## Prompt
Of all the lines in this data, how many include "JSON"? Respond with the number only.

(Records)
***
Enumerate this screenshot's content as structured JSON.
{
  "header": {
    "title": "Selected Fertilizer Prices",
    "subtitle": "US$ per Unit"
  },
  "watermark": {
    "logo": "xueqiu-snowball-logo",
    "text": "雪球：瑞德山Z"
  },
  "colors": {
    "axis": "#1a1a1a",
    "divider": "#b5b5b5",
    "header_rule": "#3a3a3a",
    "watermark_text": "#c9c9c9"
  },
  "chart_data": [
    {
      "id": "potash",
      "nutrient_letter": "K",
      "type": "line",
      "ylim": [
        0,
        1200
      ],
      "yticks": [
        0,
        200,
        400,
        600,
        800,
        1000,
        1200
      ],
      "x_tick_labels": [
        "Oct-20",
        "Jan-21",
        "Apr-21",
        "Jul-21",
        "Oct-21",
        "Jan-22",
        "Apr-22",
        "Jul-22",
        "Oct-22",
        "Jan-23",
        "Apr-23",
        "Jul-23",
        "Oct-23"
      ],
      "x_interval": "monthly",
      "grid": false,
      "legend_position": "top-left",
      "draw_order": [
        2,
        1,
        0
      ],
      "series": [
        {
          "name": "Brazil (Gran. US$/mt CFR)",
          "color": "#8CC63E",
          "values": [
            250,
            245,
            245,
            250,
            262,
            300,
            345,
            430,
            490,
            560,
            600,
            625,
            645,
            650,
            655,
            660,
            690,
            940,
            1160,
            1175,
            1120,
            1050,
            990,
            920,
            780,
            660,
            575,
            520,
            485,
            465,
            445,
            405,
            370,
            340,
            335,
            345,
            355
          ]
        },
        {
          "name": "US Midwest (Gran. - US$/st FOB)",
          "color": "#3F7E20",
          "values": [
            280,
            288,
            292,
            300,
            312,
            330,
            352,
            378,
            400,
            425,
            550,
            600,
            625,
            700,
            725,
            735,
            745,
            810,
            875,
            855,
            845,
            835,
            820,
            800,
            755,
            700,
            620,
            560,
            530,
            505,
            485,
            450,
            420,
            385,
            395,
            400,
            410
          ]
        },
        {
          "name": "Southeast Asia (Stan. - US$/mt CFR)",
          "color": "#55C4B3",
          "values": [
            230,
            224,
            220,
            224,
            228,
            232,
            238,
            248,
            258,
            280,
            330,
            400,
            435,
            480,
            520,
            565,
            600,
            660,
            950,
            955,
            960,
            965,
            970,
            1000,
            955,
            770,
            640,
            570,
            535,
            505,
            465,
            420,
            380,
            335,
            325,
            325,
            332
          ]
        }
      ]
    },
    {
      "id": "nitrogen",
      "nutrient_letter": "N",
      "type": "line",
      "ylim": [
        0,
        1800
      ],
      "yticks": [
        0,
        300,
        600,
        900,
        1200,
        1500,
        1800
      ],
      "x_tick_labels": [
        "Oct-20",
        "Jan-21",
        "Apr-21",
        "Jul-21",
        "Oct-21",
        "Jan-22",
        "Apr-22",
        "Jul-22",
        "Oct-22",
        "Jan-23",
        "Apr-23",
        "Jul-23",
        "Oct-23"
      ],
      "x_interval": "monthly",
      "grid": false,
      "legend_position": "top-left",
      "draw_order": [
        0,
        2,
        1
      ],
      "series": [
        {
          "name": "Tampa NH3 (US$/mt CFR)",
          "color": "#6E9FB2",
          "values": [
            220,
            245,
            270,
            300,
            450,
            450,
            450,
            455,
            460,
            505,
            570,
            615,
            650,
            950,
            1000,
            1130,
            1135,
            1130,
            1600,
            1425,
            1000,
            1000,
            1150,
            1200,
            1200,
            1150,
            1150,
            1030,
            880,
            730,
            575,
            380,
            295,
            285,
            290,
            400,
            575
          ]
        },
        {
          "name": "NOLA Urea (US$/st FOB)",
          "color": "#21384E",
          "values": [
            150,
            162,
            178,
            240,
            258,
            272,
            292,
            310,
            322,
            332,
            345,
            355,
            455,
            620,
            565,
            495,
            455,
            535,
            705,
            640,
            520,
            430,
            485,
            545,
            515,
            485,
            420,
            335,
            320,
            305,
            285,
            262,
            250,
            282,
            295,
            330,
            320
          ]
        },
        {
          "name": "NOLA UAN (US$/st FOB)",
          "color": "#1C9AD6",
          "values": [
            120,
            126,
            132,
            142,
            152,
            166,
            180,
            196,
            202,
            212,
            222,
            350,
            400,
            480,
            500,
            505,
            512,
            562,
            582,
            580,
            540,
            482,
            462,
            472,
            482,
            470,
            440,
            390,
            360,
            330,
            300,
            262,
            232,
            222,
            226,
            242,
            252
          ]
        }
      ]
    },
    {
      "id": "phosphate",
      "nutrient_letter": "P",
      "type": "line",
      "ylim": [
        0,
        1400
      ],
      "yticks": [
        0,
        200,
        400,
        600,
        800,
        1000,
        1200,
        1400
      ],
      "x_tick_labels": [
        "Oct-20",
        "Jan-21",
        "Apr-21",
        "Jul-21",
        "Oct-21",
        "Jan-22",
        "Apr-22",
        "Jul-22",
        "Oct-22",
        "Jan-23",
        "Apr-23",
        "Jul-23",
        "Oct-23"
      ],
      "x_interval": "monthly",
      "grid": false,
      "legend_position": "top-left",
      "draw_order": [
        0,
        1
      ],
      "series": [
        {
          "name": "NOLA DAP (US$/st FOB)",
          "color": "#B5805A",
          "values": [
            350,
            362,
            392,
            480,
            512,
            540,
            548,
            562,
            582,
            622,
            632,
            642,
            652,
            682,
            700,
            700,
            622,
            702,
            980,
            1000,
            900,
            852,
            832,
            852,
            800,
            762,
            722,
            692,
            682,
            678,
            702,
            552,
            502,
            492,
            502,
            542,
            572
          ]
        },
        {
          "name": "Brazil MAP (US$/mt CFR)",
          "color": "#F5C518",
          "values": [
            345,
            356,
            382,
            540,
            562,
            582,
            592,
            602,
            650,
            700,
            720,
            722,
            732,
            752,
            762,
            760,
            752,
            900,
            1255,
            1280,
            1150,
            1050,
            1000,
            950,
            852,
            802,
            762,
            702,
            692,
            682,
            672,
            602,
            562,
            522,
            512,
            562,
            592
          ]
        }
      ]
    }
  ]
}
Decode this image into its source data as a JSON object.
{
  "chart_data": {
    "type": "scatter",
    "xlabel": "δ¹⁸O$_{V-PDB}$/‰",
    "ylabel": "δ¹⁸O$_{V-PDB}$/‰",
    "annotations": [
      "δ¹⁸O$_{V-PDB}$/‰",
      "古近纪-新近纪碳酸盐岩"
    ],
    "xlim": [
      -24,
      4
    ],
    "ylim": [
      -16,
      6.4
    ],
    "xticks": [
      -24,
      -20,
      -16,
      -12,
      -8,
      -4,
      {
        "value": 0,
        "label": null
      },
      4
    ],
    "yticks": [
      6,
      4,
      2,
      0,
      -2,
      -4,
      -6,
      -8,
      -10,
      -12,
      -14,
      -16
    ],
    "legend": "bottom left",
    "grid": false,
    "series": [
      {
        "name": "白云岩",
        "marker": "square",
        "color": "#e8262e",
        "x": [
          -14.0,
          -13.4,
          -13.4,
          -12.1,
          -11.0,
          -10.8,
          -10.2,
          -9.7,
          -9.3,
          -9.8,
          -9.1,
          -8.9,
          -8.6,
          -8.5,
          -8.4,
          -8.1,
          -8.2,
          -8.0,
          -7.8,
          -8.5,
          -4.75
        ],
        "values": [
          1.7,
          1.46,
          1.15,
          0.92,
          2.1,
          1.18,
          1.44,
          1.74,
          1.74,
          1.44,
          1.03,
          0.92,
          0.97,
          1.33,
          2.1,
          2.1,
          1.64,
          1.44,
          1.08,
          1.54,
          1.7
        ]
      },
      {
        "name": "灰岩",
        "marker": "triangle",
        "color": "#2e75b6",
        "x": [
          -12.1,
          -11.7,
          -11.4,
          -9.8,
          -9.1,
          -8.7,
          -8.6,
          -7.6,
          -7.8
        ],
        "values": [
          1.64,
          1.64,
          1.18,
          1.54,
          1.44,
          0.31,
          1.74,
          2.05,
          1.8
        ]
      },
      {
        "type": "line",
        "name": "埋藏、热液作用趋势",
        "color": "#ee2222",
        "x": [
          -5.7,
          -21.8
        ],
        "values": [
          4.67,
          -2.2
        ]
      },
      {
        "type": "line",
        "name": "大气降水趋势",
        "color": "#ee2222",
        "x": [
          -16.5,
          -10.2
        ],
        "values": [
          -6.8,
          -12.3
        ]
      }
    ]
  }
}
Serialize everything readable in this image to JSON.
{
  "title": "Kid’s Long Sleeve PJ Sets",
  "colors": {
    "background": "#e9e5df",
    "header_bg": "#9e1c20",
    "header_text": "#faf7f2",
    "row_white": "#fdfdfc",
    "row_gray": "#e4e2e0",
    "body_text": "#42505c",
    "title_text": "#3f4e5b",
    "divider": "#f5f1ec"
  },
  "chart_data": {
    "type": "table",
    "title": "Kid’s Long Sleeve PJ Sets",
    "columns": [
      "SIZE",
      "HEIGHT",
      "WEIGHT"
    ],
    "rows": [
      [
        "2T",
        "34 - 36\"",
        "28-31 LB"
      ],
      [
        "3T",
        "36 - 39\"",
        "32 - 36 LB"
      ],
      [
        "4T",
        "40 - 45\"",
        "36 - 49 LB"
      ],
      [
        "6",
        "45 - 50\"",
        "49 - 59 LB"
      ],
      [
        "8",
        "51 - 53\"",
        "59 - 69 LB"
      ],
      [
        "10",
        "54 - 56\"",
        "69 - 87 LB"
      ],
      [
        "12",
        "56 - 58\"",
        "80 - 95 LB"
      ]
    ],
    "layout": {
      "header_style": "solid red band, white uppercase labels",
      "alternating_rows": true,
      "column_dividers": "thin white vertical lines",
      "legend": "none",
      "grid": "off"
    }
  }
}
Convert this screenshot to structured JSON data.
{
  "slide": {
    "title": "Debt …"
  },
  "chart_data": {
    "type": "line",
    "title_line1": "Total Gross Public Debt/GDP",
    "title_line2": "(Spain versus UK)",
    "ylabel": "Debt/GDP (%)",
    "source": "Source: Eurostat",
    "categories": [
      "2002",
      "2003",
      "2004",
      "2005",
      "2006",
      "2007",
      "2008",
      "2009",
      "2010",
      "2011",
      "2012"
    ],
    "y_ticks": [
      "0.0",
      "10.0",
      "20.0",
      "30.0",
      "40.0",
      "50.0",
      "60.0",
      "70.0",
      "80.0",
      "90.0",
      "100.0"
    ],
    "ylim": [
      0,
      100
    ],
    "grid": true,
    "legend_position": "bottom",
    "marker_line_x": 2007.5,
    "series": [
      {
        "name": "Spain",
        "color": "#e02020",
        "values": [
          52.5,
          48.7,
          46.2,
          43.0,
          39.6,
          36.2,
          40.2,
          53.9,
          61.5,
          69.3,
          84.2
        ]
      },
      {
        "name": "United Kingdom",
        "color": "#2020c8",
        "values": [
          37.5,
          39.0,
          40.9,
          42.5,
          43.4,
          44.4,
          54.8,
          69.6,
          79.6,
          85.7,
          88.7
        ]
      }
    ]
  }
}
***
## Correct response
4